**What you have to do**
Without the pictures, reproduce the records that follow exactly.

**Raw data**
···

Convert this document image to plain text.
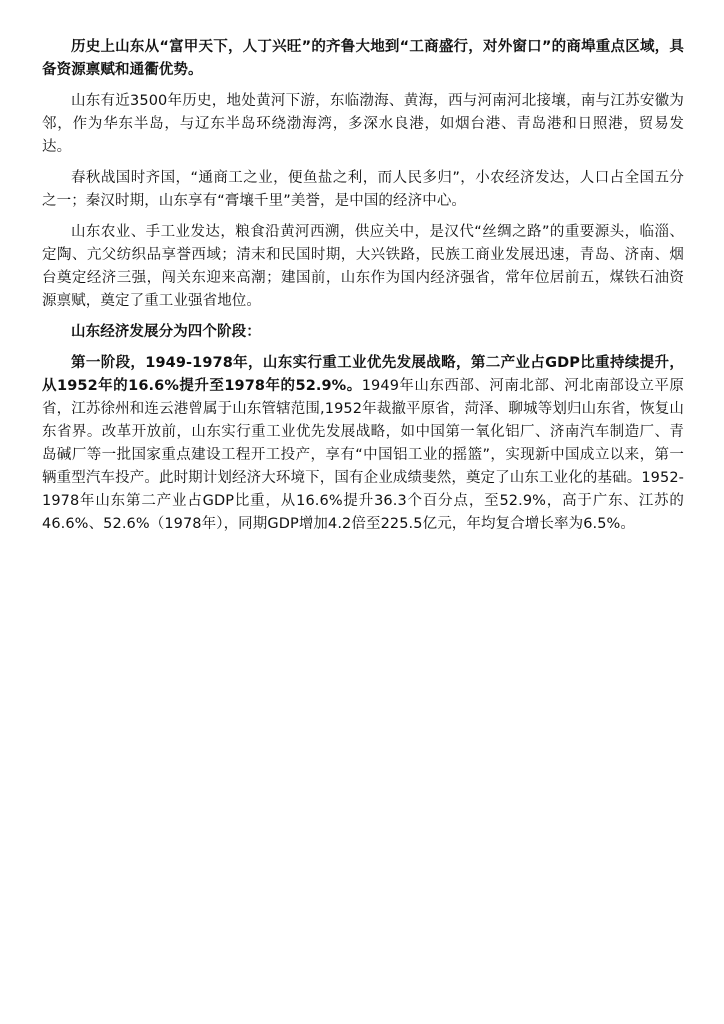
历史上山东从“富甲天下，人丁兴旺”的齐鲁大地到“工商盛行，对外窗口”的商埠重点区域，具备资源禀赋和通衢优势。

山东有近3500年历史，地处黄河下游，东临渤海、黄海，西与河南河北接壤，南与江苏安徽为邻，作为华东半岛，与辽东半岛环绕渤海湾，多深水良港，如烟台港、青岛港和日照港，贸易发达。

春秋战国时齐国，“通商工之业，便鱼盐之利，而人民多归”，小农经济发达，人口占全国五分之一；秦汉时期，山东享有“膏壤千里”美誉，是中国的经济中心。

山东农业、手工业发达，粮食沿黄河西溯，供应关中，是汉代“丝绸之路”的重要源头，临淄、定陶、亢父纺织品享誉西域；清末和民国时期，大兴铁路，民族工商业发展迅速，青岛、济南、烟台奠定经济三强，闯关东迎来高潮；建国前，山东作为国内经济强省，常年位居前五，煤铁石油资源禀赋，奠定了重工业强省地位。

山东经济发展分为四个阶段：

第一阶段，1949-1978年，山东实行重工业优先发展战略，第二产业占GDP比重持续提升，从1952年的16.6%提升至1978年的52.9%。1949年山东西部、河南北部、河北南部设立平原省，江苏徐州和连云港曾属于山东管辖范围,1952年裁撤平原省，菏泽、聊城等划归山东省，恢复山东省界。改革开放前，山东实行重工业优先发展战略，如中国第一氧化铝厂、济南汽车制造厂、青岛碱厂等一批国家重点建设工程开工投产，享有“中国铝工业的摇篮”，实现新中国成立以来，第一辆重型汽车投产。此时期计划经济大环境下，国有企业成绩斐然，奠定了山东工业化的基础。1952-1978年山东第二产业占GDP比重，从16.6%提升36.3个百分点，至52.9%，高于广东、江苏的46.6%、52.6%（1978年），同期GDP增加4.2倍至225.5亿元，年均复合增长率为6.5%。
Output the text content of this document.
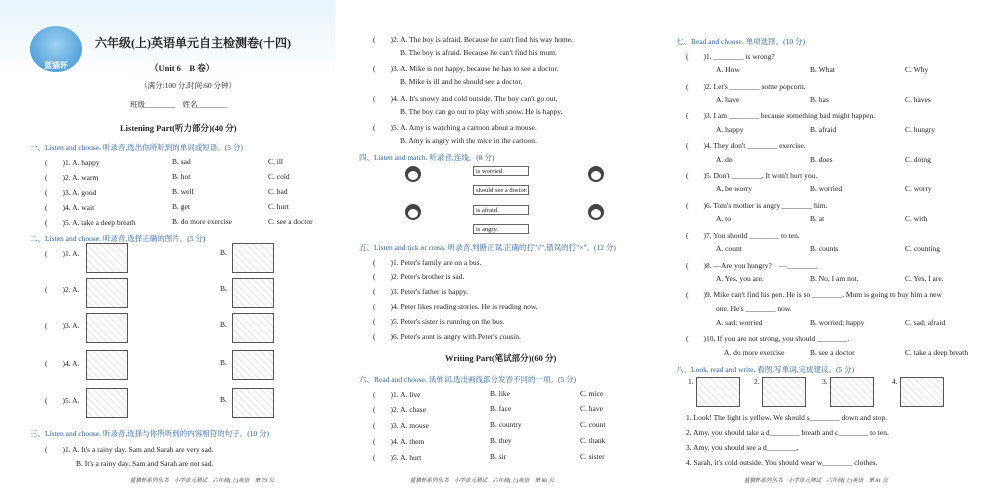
蓝猫杯
六年级(上)英语单元自主检测卷(十四)
（Unit 6　B 卷）
（满分:100 分,时间:60 分钟）
班级________　姓名________
Listening Part(听力部分)(40 分)
一、Listen and choose. 听录音,选出你所听到的单词或短语。(5 分)
(　　)1. A. happy	B. sad	C. ill
(　　)2. A. warm	B. hot	C. cold
(　　)3. A. good	B. well	C. bad
(　　)4. A. wait	B. get	C. hurt
(　　)5. A. take a deep breath	B. do more exercise	C. see a doctor
二、Listen and choose. 听录音,选择正确的图片。(5 分)
(　　)1. A.	B.
(　　)2. A.	B.
(　　)3. A.	B.
(　　)4. A.	B.
(　　)5. A.	B.
三、Listen and choose. 听录音,选择与你所听到的内容相符的句子。(10 分)
(　　)1. A. It's a rainy day. Sam and Sarah are very sad.
B. It's a rainy day. Sam and Sarah are not sad.
蓝猫杯系列丛书　小学单元测试　六年级(上)英语　第 79 页
(　　)2. A. The boy is afraid. Because he can't find his way home.
B. The boy is afraid. Because he can't find his mum.
(　　)3. A. Mike is not happy, because he has to see a doctor.
B. Mike is ill and he should see a doctor.
(　　)4. A. It's snowy and cold outside. The boy can't go out.
B. The boy can go out to play with snow. He is happy.
(　　)5. A. Amy is watching a cartoon about a mouse.
B. Amy is angry with the mice in the cartoon.
四、Listen and match. 听录音,连线。(8 分)
is worried.
should see a doctor.
is afraid.
is angry.
五、Listen and tick or cross. 听录音,判断正误,正确的打"√",错误的打"×"。(12 分)
(　　)1. Peter's family are on a bus.
(　　)2. Peter's brother is sad.
(　　)3. Peter's father is happy.
(　　)4. Peter likes reading stories. He is reading now.
(　　)5. Peter's sister is running on the bus.
(　　)6. Peter's aunt is angry with Peter's cousin.
Writing Part(笔试部分)(60 分)
六、Read and choose. 读单词,选出画线部分发音不同的一项。(5 分)
(　　)1. A. live	B. like	C. mice
(　　)2. A. chase	B. face	C. have
(　　)3. A. mouse	B. country	C. count
(　　)4. A. them	B. they	C. thank
(　　)5. A. hurt	B. sir	C. sister
蓝猫杯系列丛书　小学单元测试　六年级(上)英语　第 80 页
七、Read and choose. 单项选择。(10 分)
(　　)1. ________ is wrong?
A. How	B. What	C. Why
(　　)2. Let's ________ some popcorn.
A. have	B. has	C. haves
(　　)3. I am ________ because something bad might happen.
A. happy	B. afraid	C. hungry
(　　)4. They don't ________ exercise.
A. do	B. does	C. doing
(　　)5. Don't ________. It won't hurt you.
A. be worry	B. worried	C. worry
(　　)6. Tom's mother is angry ________ him.
A. to	B. at	C. with
(　　)7. You should ________ to ten.
A. count	B. counts	C. counting
(　　)8. —Are you hungry?　—________
A. Yes, you are.	B. No, I am not.	C. Yes, I are.
(　　)9. Mike can't find his pen. He is so ________. Mum is going to buy him a new
one. He's ________ now.
A. sad; worried	B. worried; happy	C. sad; afraid
(　　)10. If you are not strong, you should ________.
A. do more exercise	B. see a doctor	C. take a deep breath
八、Look, read and write. 看图,写单词,完成建议。(5 分)
1.	2.	3.	4.
1. Look! The light is yellow. We should s________ down and stop.
2. Amy, you should take a d________ breath and c________ to ten.
3. Amy, you should see a d________.
4. Sarah, it's cold outside. You should wear w________ clothes.
蓝猫杯系列丛书　小学单元测试　六年级(上)英语　第 81 页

···

**Output for this task**
Convert this document image to plain text.
历史上山东从“富甲天下，人丁兴旺”的齐鲁大地到“工商盛行，对外窗口”的商埠重点区域，具备资源禀赋和通衢优势。

山东有近3500年历史，地处黄河下游，东临渤海、黄海，西与河南河北接壤，南与江苏安徽为邻，作为华东半岛，与辽东半岛环绕渤海湾，多深水良港，如烟台港、青岛港和日照港，贸易发达。

春秋战国时齐国，“通商工之业，便鱼盐之利，而人民多归”，小农经济发达，人口占全国五分之一；秦汉时期，山东享有“膏壤千里”美誉，是中国的经济中心。

山东农业、手工业发达，粮食沿黄河西溯，供应关中，是汉代“丝绸之路”的重要源头，临淄、定陶、亢父纺织品享誉西域；清末和民国时期，大兴铁路，民族工商业发展迅速，青岛、济南、烟台奠定经济三强，闯关东迎来高潮；建国前，山东作为国内经济强省，常年位居前五，煤铁石油资源禀赋，奠定了重工业强省地位。

山东经济发展分为四个阶段：

第一阶段，1949-1978年，山东实行重工业优先发展战略，第二产业占GDP比重持续提升，从1952年的16.6%提升至1978年的52.9%。1949年山东西部、河南北部、河北南部设立平原省，江苏徐州和连云港曾属于山东管辖范围,1952年裁撤平原省，菏泽、聊城等划归山东省，恢复山东省界。改革开放前，山东实行重工业优先发展战略，如中国第一氧化铝厂、济南汽车制造厂、青岛碱厂等一批国家重点建设工程开工投产，享有“中国铝工业的摇篮”，实现新中国成立以来，第一辆重型汽车投产。此时期计划经济大环境下，国有企业成绩斐然，奠定了山东工业化的基础。1952-1978年山东第二产业占GDP比重，从16.6%提升36.3个百分点，至52.9%，高于广东、江苏的46.6%、52.6%（1978年），同期GDP增加4.2倍至225.5亿元，年均复合增长率为6.5%。
Output the text content of this document.
蓝猫杯
六年级(上)英语单元自主检测卷(十四)
（Unit 6　B 卷）
（满分:100 分,时间:60 分钟）
班级________　姓名________
Listening Part(听力部分)(40 分)
一、Listen and choose. 听录音,选出你所听到的单词或短语。(5 分)
(　　)1. A. happy	B. sad	C. ill
(　　)2. A. warm	B. hot	C. cold
(　　)3. A. good	B. well	C. bad
(　　)4. A. wait	B. get	C. hurt
(　　)5. A. take a deep breath	B. do more exercise	C. see a doctor
二、Listen and choose. 听录音,选择正确的图片。(5 分)
(　　)1. A.	B.
(　　)2. A.	B.
(　　)3. A.	B.
(　　)4. A.	B.
(　　)5. A.	B.
三、Listen and choose. 听录音,选择与你所听到的内容相符的句子。(10 分)
(　　)1. A. It's a rainy day. Sam and Sarah are very sad.
B. It's a rainy day. Sam and Sarah are not sad.
蓝猫杯系列丛书　小学单元测试　六年级(上)英语　第 79 页
(　　)2. A. The boy is afraid. Because he can't find his way home.
B. The boy is afraid. Because he can't find his mum.
(　　)3. A. Mike is not happy, because he has to see a doctor.
B. Mike is ill and he should see a doctor.
(　　)4. A. It's snowy and cold outside. The boy can't go out.
B. The boy can go out to play with snow. He is happy.
(　　)5. A. Amy is watching a cartoon about a mouse.
B. Amy is angry with the mice in the cartoon.
四、Listen and match. 听录音,连线。(8 分)
is worried.
should see a doctor.
is afraid.
is angry.
五、Listen and tick or cross. 听录音,判断正误,正确的打"√",错误的打"×"。(12 分)
(　　)1. Peter's family are on a bus.
(　　)2. Peter's brother is sad.
(　　)3. Peter's father is happy.
(　　)4. Peter likes reading stories. He is reading now.
(　　)5. Peter's sister is running on the bus.
(　　)6. Peter's aunt is angry with Peter's cousin.
Writing Part(笔试部分)(60 分)
六、Read and choose. 读单词,选出画线部分发音不同的一项。(5 分)
(　　)1. A. live	B. like	C. mice
(　　)2. A. chase	B. face	C. have
(　　)3. A. mouse	B. country	C. count
(　　)4. A. them	B. they	C. thank
(　　)5. A. hurt	B. sir	C. sister
蓝猫杯系列丛书　小学单元测试　六年级(上)英语　第 80 页
七、Read and choose. 单项选择。(10 分)
(　　)1. ________ is wrong?
A. How	B. What	C. Why
(　　)2. Let's ________ some popcorn.
A. have	B. has	C. haves
(　　)3. I am ________ because something bad might happen.
A. happy	B. afraid	C. hungry
(　　)4. They don't ________ exercise.
A. do	B. does	C. doing
(　　)5. Don't ________. It won't hurt you.
A. be worry	B. worried	C. worry
(　　)6. Tom's mother is angry ________ him.
A. to	B. at	C. with
(　　)7. You should ________ to ten.
A. count	B. counts	C. counting
(　　)8. —Are you hungry?　—________
A. Yes, you are.	B. No, I am not.	C. Yes, I are.
(　　)9. Mike can't find his pen. He is so ________. Mum is going to buy him a new
one. He's ________ now.
A. sad; worried	B. worried; happy	C. sad; afraid
(　　)10. If you are not strong, you should ________.
A. do more exercise	B. see a doctor	C. take a deep breath
八、Look, read and write. 看图,写单词,完成建议。(5 分)
1.	2.	3.	4.
1. Look! The light is yellow. We should s________ down and stop.
2. Amy, you should take a d________ breath and c________ to ten.
3. Amy, you should see a d________.
4. Sarah, it's cold outside. You should wear w________ clothes.
蓝猫杯系列丛书　小学单元测试　六年级(上)英语　第 81 页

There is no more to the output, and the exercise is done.